• _WHAT YOU NEED TO DO_:
Transcribe the listing verbatim. Do not carry over any pictures.

[Figure contents as structured data]
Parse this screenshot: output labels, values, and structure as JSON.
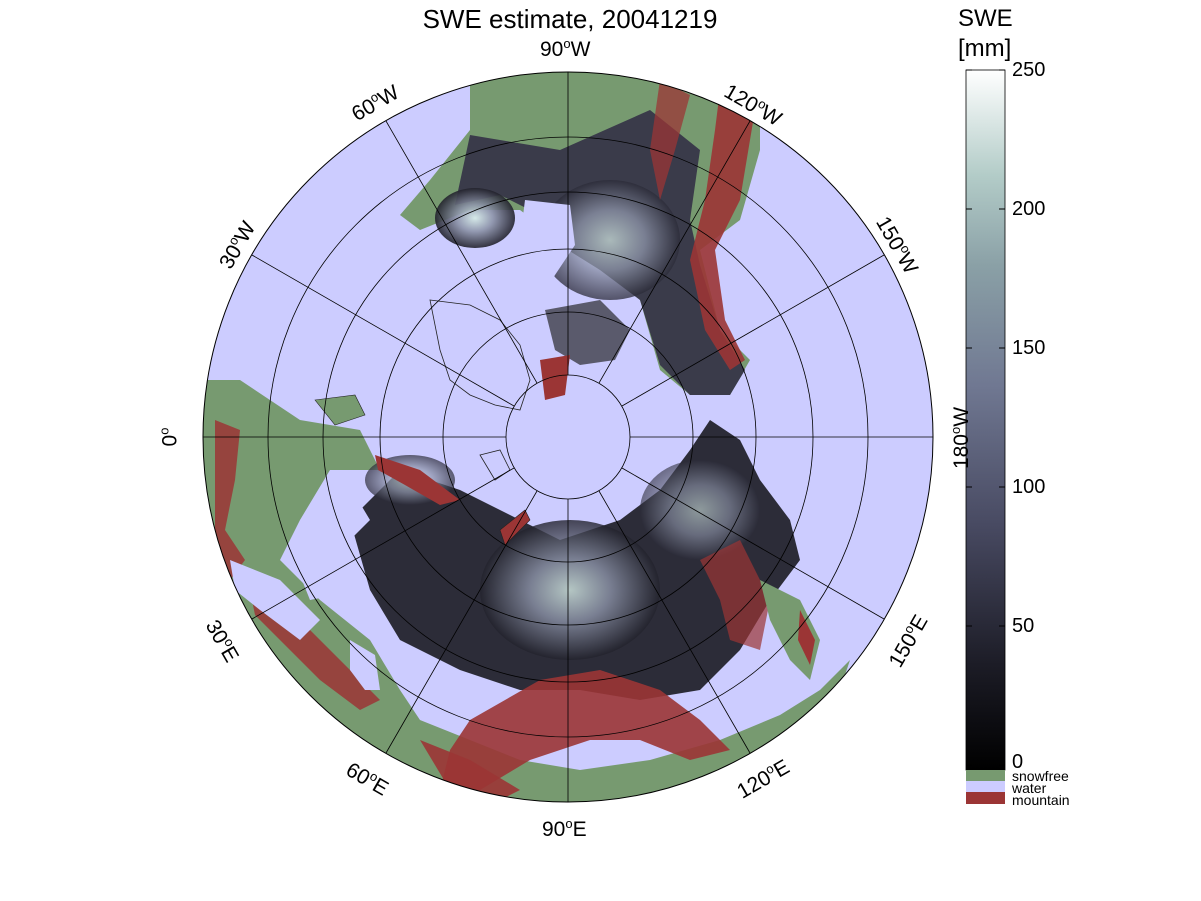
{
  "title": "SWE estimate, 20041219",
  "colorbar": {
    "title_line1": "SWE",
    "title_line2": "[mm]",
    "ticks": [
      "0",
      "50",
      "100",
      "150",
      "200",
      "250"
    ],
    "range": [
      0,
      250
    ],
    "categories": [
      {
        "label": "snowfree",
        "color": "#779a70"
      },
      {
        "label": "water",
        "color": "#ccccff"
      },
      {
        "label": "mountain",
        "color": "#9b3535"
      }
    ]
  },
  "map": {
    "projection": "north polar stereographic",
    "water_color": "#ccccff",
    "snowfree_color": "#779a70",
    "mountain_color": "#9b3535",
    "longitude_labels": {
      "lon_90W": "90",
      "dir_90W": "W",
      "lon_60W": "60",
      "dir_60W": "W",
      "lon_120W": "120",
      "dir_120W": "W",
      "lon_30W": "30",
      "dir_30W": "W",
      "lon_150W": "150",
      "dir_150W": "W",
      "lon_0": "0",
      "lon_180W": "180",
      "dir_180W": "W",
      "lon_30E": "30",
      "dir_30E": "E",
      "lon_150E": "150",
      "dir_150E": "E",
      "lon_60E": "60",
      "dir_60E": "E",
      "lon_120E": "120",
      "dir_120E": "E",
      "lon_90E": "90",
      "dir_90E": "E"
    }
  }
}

• _RESULT BELOW_:
Parse this screenshot: output labels, values, and structure as JSON.
{
  "title": "SWE estimate, 20041219",
  "colorbar": {
    "title_line1": "SWE",
    "title_line2": "[mm]",
    "ticks": [
      "0",
      "50",
      "100",
      "150",
      "200",
      "250"
    ],
    "range": [
      0,
      250
    ],
    "categories": [
      {
        "label": "snowfree",
        "color": "#779a70"
      },
      {
        "label": "water",
        "color": "#ccccff"
      },
      {
        "label": "mountain",
        "color": "#9b3535"
      }
    ]
  },
  "map": {
    "projection": "north polar stereographic",
    "water_color": "#ccccff",
    "snowfree_color": "#779a70",
    "mountain_color": "#9b3535",
    "longitude_labels": {
      "lon_90W": "90",
      "dir_90W": "W",
      "lon_60W": "60",
      "dir_60W": "W",
      "lon_120W": "120",
      "dir_120W": "W",
      "lon_30W": "30",
      "dir_30W": "W",
      "lon_150W": "150",
      "dir_150W": "W",
      "lon_0": "0",
      "lon_180W": "180",
      "dir_180W": "W",
      "lon_30E": "30",
      "dir_30E": "E",
      "lon_150E": "150",
      "dir_150E": "E",
      "lon_60E": "60",
      "dir_60E": "E",
      "lon_120E": "120",
      "dir_120E": "E",
      "lon_90E": "90",
      "dir_90E": "E"
    }
  }
}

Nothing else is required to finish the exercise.